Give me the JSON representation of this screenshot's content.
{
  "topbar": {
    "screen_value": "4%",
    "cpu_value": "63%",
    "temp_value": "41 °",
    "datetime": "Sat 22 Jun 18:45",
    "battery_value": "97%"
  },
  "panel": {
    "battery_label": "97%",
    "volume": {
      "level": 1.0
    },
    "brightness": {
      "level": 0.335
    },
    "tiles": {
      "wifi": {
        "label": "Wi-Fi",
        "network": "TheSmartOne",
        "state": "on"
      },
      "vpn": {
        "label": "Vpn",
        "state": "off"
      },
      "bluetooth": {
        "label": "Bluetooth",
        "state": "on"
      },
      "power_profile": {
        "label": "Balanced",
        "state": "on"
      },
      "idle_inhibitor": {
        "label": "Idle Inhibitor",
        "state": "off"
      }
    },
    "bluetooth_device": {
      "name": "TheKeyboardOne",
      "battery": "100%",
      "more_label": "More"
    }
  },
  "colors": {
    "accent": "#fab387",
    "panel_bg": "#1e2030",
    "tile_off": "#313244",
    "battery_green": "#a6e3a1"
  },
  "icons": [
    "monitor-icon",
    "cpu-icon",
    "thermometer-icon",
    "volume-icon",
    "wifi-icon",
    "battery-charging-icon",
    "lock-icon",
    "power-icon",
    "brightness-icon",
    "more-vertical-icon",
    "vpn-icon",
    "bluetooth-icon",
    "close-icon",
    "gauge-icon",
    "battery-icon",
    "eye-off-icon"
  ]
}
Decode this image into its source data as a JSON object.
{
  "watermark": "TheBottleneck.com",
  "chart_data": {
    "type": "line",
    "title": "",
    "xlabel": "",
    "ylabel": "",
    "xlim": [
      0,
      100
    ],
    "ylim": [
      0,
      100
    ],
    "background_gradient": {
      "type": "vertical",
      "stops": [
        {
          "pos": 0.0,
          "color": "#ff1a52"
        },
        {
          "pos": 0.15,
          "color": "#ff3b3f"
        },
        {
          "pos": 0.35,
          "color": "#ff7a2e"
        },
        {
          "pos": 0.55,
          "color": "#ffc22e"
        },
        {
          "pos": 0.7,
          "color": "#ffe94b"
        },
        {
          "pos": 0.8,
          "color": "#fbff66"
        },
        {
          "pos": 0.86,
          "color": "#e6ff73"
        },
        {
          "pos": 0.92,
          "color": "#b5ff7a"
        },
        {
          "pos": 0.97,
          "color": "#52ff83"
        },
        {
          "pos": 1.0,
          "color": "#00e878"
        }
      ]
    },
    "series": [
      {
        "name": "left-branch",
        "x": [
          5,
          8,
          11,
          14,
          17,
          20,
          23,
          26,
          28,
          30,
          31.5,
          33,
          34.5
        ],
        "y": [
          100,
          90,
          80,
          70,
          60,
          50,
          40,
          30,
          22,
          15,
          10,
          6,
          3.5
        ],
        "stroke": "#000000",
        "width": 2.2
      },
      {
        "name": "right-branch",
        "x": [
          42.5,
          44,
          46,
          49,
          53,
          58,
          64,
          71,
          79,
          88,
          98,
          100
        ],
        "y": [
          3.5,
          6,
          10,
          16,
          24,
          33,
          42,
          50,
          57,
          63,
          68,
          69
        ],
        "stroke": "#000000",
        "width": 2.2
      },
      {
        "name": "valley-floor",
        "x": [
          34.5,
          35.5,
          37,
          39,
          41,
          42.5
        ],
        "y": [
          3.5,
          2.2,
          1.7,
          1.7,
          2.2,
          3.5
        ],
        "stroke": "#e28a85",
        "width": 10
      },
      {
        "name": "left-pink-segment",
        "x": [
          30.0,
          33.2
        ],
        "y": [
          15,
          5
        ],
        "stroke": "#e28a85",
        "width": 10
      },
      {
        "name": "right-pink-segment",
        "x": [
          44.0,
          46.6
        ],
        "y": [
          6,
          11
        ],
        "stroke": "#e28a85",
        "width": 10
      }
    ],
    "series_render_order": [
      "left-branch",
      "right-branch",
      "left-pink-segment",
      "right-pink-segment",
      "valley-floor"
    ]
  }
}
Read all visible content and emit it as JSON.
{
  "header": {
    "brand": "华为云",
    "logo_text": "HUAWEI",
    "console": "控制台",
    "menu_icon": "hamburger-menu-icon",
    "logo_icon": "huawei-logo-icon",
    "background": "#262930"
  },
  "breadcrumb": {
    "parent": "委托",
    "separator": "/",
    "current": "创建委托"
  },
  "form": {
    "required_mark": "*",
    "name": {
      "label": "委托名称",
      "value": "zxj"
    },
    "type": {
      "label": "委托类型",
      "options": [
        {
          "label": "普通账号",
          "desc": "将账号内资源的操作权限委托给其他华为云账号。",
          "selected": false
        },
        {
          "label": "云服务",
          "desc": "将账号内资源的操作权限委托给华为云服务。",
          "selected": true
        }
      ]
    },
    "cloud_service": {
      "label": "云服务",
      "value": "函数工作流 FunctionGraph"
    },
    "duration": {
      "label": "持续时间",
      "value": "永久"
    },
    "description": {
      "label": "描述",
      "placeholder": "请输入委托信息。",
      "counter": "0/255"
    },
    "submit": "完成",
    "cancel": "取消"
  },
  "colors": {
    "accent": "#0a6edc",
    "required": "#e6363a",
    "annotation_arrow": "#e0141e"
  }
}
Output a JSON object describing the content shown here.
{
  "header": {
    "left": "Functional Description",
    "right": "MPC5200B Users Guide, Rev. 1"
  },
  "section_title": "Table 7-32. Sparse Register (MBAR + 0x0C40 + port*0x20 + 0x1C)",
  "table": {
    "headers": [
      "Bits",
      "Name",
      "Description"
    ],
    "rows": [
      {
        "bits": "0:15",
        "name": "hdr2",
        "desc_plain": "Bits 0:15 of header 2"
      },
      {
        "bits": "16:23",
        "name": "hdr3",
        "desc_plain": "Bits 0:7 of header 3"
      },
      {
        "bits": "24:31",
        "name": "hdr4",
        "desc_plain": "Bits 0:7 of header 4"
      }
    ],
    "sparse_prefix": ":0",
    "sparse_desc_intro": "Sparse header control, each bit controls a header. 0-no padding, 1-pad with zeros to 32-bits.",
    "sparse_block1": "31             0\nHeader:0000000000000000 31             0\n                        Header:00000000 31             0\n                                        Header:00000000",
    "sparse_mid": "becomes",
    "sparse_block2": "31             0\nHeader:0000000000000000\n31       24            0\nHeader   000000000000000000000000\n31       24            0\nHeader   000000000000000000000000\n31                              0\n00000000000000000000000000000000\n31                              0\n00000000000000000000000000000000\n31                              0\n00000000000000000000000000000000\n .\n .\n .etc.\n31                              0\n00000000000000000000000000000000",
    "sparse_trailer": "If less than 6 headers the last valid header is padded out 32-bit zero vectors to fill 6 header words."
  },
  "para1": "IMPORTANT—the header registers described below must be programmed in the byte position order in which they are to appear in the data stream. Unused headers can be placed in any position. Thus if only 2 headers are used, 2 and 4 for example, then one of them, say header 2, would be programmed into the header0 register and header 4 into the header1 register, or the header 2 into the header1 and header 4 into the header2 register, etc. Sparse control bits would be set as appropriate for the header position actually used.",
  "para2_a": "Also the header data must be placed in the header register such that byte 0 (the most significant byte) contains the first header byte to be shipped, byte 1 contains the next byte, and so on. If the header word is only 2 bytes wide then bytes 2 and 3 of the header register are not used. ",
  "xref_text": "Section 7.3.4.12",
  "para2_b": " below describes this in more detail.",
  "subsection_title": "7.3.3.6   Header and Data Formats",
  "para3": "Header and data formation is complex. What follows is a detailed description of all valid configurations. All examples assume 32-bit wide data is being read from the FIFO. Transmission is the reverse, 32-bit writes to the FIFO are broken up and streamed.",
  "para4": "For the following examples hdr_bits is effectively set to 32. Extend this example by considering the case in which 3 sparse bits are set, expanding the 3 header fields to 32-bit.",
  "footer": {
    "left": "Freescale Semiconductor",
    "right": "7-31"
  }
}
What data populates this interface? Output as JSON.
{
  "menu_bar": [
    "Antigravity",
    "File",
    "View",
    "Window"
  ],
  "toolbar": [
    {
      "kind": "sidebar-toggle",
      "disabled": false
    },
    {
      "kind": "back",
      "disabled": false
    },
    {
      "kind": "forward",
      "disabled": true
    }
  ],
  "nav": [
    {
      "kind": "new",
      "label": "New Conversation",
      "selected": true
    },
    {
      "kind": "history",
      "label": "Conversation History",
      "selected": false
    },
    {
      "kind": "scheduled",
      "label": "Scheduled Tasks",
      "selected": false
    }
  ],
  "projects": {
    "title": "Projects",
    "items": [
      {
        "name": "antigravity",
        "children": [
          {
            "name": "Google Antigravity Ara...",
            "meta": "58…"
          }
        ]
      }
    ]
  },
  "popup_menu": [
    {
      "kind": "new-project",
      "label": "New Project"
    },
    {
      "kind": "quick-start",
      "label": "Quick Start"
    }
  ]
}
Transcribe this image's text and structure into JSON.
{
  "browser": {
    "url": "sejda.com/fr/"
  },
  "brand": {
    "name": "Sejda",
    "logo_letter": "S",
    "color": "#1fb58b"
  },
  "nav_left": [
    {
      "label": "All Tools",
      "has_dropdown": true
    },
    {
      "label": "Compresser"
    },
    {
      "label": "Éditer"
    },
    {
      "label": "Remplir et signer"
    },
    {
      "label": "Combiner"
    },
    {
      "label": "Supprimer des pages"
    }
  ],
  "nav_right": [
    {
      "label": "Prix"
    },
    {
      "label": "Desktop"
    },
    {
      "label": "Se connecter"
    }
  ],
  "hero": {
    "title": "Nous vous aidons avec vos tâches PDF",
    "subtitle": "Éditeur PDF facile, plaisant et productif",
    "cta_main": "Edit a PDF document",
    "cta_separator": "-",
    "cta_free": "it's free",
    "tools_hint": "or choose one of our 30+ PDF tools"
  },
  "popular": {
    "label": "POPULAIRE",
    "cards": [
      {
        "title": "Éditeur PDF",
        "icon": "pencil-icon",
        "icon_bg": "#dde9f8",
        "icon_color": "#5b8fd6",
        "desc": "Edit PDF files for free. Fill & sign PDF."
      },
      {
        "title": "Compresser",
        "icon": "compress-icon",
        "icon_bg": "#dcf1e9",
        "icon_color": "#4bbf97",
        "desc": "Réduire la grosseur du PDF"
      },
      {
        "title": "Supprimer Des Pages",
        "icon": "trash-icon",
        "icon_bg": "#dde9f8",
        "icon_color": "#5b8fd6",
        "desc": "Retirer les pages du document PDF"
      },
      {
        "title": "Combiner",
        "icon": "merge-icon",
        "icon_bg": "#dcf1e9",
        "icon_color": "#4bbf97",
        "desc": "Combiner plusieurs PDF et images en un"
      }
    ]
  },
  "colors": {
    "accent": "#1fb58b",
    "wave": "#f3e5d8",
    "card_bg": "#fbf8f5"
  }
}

> _Task to carry out_: Show all lines in the entries above where the word "JSON" appears.

> _Complete response_:
Give me the JSON representation of this screenshot's content.
Decode this image into its source data as a JSON object.
Read all visible content and emit it as JSON.
Output a JSON object describing the content shown here.
What data populates this interface? Output as JSON.
Transcribe this image's text and structure into JSON.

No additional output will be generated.